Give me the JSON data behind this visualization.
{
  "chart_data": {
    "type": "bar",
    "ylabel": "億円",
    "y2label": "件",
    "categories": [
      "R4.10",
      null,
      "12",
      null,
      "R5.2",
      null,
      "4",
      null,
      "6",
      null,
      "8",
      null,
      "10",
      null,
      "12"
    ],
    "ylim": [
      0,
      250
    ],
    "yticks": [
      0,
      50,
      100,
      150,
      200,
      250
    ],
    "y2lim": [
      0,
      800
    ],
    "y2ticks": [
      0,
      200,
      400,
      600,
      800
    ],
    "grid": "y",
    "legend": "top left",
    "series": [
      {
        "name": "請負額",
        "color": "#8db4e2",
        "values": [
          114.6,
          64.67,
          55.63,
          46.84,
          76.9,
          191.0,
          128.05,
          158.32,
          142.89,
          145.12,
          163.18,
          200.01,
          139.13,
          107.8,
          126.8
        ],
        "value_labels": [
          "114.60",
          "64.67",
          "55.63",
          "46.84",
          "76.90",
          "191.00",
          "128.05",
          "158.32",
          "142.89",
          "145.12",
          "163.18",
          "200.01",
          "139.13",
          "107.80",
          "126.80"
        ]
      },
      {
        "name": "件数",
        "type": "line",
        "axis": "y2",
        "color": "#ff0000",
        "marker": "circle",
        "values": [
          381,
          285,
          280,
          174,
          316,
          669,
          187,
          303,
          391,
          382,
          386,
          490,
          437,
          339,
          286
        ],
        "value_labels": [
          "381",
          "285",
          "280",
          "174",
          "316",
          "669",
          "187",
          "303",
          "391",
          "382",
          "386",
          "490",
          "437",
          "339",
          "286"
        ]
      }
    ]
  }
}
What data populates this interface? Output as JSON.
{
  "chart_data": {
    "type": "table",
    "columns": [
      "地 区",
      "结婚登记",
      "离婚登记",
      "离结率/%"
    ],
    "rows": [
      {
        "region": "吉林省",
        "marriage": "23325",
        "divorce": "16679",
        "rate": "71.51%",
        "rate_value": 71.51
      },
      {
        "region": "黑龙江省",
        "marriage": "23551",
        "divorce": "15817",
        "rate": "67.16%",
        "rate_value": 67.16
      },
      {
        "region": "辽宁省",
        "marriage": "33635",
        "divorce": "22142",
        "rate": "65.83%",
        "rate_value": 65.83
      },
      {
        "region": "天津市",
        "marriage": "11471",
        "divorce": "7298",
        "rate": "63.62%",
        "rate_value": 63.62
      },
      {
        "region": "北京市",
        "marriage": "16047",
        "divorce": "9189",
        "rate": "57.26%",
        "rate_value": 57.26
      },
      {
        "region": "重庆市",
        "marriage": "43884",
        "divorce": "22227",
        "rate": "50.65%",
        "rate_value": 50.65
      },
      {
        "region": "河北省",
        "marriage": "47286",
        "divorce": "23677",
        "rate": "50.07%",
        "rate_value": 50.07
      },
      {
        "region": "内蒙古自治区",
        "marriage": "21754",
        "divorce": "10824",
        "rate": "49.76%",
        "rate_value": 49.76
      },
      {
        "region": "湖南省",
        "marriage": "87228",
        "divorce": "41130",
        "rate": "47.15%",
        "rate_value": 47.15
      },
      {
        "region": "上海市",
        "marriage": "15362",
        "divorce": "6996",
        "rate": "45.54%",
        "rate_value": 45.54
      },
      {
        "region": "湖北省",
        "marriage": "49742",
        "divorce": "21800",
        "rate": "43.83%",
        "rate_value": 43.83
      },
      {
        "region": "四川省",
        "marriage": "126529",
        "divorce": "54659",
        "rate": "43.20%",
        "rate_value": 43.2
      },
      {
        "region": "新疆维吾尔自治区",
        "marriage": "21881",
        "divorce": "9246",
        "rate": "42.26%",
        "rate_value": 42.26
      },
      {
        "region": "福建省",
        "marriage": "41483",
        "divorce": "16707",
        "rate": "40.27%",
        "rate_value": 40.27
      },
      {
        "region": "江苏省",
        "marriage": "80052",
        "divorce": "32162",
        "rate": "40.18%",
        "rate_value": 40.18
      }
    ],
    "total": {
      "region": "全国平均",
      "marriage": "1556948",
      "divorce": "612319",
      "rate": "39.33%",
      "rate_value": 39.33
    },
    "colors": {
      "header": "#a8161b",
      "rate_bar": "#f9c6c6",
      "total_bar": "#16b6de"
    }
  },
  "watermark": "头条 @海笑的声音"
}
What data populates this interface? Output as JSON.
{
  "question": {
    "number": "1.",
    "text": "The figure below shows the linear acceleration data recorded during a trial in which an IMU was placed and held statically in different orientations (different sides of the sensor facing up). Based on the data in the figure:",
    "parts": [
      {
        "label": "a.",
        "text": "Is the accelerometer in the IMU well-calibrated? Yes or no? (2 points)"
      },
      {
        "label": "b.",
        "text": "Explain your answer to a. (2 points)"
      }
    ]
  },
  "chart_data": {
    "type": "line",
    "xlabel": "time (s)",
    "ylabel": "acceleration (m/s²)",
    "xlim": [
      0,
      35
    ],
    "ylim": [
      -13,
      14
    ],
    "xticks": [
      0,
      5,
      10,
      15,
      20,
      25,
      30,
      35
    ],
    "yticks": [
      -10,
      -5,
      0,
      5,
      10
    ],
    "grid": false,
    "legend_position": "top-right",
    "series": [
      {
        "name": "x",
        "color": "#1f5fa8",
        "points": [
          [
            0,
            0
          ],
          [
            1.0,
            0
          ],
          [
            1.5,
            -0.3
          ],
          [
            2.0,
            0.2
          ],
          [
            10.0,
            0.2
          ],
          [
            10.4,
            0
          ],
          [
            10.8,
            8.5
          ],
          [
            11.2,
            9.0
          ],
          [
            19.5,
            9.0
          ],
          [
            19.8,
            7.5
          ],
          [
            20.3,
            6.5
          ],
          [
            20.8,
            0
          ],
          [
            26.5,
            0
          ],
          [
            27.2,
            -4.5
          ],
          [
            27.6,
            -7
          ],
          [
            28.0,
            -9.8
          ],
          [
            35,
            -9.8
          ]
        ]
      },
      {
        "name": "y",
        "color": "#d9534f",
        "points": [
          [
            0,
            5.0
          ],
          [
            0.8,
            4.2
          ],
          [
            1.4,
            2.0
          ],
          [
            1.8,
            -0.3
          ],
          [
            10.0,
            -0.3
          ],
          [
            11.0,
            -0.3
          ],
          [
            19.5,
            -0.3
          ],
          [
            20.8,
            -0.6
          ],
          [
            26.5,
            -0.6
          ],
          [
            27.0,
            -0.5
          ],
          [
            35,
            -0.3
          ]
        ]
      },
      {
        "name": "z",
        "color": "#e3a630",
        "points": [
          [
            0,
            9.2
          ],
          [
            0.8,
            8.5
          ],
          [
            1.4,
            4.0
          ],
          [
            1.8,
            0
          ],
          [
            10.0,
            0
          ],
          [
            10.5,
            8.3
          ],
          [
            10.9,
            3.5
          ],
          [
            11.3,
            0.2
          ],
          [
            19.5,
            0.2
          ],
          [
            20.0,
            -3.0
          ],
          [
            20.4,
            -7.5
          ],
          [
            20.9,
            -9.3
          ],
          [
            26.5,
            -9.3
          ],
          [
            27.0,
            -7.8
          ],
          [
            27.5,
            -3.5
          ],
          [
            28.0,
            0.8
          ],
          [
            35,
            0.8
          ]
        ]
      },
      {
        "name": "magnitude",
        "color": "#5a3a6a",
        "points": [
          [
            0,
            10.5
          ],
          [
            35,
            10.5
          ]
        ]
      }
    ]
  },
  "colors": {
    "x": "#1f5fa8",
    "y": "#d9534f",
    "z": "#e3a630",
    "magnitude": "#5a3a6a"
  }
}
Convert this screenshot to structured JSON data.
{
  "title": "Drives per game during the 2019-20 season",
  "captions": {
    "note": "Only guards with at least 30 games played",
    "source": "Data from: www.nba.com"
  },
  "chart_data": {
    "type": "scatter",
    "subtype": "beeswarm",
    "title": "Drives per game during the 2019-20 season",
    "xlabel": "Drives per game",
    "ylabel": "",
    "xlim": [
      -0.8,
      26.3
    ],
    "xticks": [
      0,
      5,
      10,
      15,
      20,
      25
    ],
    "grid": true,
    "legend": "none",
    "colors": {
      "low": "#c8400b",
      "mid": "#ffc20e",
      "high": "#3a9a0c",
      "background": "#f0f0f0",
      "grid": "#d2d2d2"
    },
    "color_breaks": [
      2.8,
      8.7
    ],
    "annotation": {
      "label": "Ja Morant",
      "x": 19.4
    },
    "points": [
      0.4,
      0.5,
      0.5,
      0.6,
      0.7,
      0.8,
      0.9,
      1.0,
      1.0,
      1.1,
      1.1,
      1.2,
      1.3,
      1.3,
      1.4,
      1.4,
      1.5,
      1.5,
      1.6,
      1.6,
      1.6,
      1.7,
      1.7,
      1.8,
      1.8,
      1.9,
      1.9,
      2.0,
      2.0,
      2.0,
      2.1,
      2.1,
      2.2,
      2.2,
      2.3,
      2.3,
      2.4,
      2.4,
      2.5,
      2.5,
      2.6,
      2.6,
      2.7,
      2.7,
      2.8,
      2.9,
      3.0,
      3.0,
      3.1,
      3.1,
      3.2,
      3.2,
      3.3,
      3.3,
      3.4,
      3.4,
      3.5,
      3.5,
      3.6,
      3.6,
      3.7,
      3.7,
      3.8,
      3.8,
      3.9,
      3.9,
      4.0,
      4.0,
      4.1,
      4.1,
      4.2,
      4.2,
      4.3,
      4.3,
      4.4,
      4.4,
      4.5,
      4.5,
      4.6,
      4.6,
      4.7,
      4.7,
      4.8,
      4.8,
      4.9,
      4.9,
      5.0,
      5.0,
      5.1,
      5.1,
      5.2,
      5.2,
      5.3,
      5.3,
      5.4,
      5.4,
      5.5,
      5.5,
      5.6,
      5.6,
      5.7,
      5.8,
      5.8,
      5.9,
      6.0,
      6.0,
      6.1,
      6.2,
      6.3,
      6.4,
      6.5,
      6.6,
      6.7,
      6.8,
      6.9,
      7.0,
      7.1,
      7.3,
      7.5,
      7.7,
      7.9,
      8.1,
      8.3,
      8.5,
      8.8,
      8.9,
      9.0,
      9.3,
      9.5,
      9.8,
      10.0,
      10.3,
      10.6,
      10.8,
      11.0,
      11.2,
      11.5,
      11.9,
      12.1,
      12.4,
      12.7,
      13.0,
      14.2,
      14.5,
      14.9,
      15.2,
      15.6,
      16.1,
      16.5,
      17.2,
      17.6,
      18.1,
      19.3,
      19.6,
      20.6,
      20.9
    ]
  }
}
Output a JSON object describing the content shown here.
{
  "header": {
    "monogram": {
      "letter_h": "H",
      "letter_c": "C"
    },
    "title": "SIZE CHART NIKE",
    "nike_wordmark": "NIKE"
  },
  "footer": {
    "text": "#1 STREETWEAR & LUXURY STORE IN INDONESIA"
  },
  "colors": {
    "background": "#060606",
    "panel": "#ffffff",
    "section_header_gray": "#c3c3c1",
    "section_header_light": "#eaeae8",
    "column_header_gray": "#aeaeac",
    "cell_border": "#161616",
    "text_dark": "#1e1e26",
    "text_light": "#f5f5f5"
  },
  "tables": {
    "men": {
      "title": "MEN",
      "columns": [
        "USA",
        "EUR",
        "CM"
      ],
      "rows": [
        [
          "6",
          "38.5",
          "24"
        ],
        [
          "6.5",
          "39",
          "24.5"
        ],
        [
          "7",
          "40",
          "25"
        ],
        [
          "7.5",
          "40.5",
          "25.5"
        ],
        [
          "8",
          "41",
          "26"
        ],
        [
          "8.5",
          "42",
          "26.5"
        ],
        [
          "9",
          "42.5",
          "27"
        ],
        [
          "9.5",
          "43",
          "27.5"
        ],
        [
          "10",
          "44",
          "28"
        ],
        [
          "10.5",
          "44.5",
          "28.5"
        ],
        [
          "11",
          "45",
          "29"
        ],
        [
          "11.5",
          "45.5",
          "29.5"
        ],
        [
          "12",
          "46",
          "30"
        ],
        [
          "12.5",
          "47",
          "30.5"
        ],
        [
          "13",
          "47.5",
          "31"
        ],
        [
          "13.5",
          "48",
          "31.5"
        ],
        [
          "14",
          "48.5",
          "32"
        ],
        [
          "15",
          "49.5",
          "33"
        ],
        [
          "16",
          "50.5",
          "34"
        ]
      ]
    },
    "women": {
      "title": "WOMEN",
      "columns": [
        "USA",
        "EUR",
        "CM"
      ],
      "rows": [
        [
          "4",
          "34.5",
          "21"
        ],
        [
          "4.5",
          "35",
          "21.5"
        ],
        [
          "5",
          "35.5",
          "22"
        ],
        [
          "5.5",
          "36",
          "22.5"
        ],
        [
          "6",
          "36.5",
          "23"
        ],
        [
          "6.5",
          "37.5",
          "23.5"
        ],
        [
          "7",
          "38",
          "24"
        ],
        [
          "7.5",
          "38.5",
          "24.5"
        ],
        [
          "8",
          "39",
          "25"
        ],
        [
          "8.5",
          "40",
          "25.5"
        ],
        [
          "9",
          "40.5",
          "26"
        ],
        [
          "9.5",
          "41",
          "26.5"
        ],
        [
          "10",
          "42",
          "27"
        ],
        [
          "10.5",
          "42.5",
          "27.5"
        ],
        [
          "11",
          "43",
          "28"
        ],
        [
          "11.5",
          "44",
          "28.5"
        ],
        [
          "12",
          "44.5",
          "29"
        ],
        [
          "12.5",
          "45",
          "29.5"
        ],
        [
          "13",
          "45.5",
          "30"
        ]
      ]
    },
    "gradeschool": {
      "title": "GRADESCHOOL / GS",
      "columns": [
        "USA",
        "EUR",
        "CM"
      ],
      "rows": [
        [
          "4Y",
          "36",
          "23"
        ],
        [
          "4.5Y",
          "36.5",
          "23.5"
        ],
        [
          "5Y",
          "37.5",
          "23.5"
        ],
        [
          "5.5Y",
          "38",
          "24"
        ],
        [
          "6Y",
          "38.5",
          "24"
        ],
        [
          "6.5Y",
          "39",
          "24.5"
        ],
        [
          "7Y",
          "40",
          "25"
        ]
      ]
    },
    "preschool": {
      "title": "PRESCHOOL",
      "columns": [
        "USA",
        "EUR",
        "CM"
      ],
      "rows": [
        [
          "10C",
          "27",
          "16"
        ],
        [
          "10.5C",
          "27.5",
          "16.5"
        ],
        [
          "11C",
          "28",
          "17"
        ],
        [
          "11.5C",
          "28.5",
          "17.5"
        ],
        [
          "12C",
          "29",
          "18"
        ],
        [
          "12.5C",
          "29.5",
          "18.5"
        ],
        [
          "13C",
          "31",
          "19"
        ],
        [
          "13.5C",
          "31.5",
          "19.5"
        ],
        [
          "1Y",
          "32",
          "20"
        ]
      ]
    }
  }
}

□ □ □

*WHAT THE EXERCISE ASKS*
For each line above that contains the word "Drives", copy that line.

*EXPECTED ANSWER*
  "title": "Drives per game during the 2019-20 season",
    "title": "Drives per game during the 2019-20 season",
    "xlabel": "Drives per game",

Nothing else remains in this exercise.